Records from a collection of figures
▼

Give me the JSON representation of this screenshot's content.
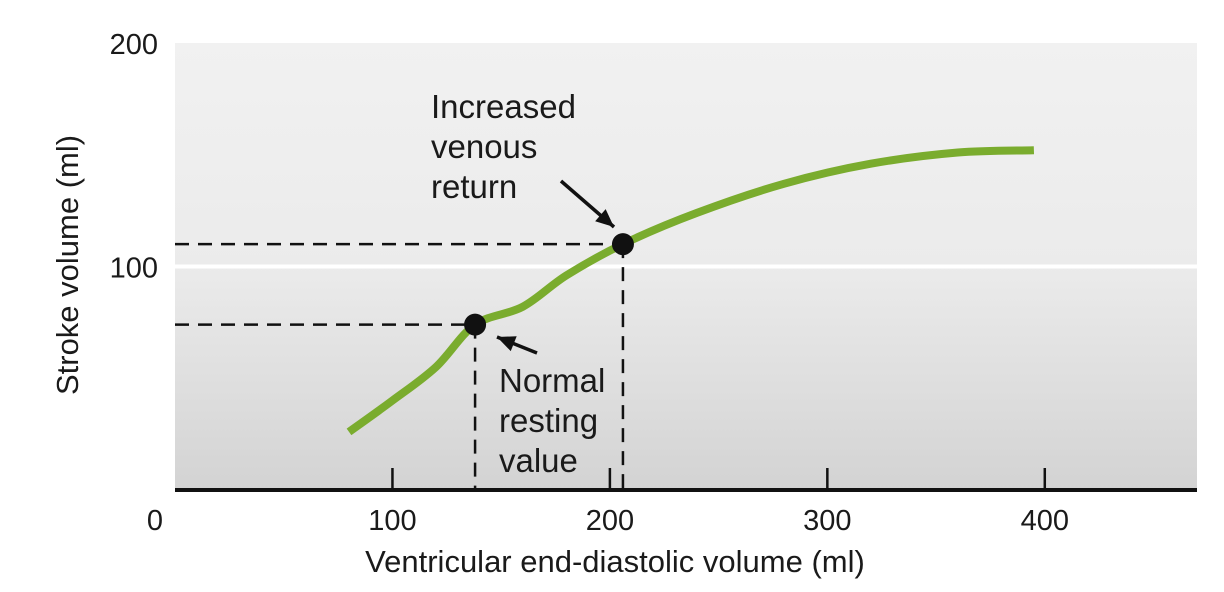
{
  "chart_data": {
    "type": "line",
    "title": "",
    "xlabel": "Ventricular end-diastolic volume (ml)",
    "ylabel": "Stroke volume (ml)",
    "xlim": [
      0,
      470
    ],
    "ylim": [
      0,
      200
    ],
    "x_ticks": [
      0,
      100,
      200,
      300,
      400
    ],
    "y_ticks": [
      100,
      200
    ],
    "grid": false,
    "series": [
      {
        "x": [
          80,
          100,
          120,
          138,
          160,
          180,
          206,
          240,
          280,
          320,
          360,
          395
        ],
        "y": [
          26,
          40,
          55,
          74,
          82,
          96,
          110,
          124,
          137,
          146,
          151,
          152
        ],
        "color": "#7aac2e"
      }
    ],
    "points": [
      {
        "x": 138,
        "y": 74,
        "label_lines": [
          "Normal",
          "resting",
          "value"
        ]
      },
      {
        "x": 206,
        "y": 110,
        "label_lines": [
          "Increased",
          "venous",
          "return"
        ]
      }
    ],
    "colors": {
      "curve": "#7aac2e",
      "background_top": "#f1f1f1",
      "background_bottom": "#d3d3d3",
      "midline": "#ffffff",
      "axis": "#111111"
    }
  }
}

▲

# Exercise aim
Reproduce all entries without any change, and omit the pictures.

# Output for this exercise
Give me the JSON representation of this screenshot's content.
{
  "chart_data": {
    "type": "line",
    "title": "",
    "xlabel": "Ventricular end-diastolic volume (ml)",
    "ylabel": "Stroke volume (ml)",
    "xlim": [
      0,
      470
    ],
    "ylim": [
      0,
      200
    ],
    "x_ticks": [
      0,
      100,
      200,
      300,
      400
    ],
    "y_ticks": [
      100,
      200
    ],
    "grid": false,
    "series": [
      {
        "x": [
          80,
          100,
          120,
          138,
          160,
          180,
          206,
          240,
          280,
          320,
          360,
          395
        ],
        "y": [
          26,
          40,
          55,
          74,
          82,
          96,
          110,
          124,
          137,
          146,
          151,
          152
        ],
        "color": "#7aac2e"
      }
    ],
    "points": [
      {
        "x": 138,
        "y": 74,
        "label_lines": [
          "Normal",
          "resting",
          "value"
        ]
      },
      {
        "x": 206,
        "y": 110,
        "label_lines": [
          "Increased",
          "venous",
          "return"
        ]
      }
    ],
    "colors": {
      "curve": "#7aac2e",
      "background_top": "#f1f1f1",
      "background_bottom": "#d3d3d3",
      "midline": "#ffffff",
      "axis": "#111111"
    }
  }
}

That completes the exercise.